*RECORD EXCERPTS:*
-.-.-
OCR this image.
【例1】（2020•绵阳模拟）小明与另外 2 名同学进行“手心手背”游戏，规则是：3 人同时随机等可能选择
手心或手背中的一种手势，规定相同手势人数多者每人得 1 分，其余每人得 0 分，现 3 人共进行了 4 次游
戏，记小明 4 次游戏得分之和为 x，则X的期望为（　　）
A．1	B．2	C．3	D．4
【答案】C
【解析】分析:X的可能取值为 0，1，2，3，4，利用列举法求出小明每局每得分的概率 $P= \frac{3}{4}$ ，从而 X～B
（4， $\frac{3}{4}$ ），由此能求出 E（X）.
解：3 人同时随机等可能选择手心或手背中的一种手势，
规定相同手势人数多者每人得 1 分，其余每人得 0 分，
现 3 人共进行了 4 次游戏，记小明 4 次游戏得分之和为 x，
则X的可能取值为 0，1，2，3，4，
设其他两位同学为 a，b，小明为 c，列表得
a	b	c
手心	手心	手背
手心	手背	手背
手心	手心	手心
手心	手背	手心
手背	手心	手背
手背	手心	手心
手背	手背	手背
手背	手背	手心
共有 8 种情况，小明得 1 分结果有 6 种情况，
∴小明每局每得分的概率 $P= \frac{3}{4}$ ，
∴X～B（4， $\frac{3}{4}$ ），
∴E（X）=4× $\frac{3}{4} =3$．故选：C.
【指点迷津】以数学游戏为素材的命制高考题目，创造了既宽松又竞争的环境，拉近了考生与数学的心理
-.-.-
*OBJECTIVE:* Repeat the records above exactly, from the first line to the last.

*SOLUTION TO THE PROBLEM:*
OCR this image.
【例1】（2020•绵阳模拟）小明与另外 2 名同学进行“手心手背”游戏，规则是：3 人同时随机等可能选择
手心或手背中的一种手势，规定相同手势人数多者每人得 1 分，其余每人得 0 分，现 3 人共进行了 4 次游
戏，记小明 4 次游戏得分之和为 x，则X的期望为（　　）
A．1	B．2	C．3	D．4
【答案】C
【解析】分析:X的可能取值为 0，1，2，3，4，利用列举法求出小明每局每得分的概率 $P= \frac{3}{4}$ ，从而 X～B
（4， $\frac{3}{4}$ ），由此能求出 E（X）.
解：3 人同时随机等可能选择手心或手背中的一种手势，
规定相同手势人数多者每人得 1 分，其余每人得 0 分，
现 3 人共进行了 4 次游戏，记小明 4 次游戏得分之和为 x，
则X的可能取值为 0，1，2，3，4，
设其他两位同学为 a，b，小明为 c，列表得
a	b	c
手心	手心	手背
手心	手背	手背
手心	手心	手心
手心	手背	手心
手背	手心	手背
手背	手心	手心
手背	手背	手背
手背	手背	手心
共有 8 种情况，小明得 1 分结果有 6 种情况，
∴小明每局每得分的概率 $P= \frac{3}{4}$ ，
∴X～B（4， $\frac{3}{4}$ ），
∴E（X）=4× $\frac{3}{4} =3$．故选：C.
【指点迷津】以数学游戏为素材的命制高考题目，创造了既宽松又竞争的环境，拉近了考生与数学的心理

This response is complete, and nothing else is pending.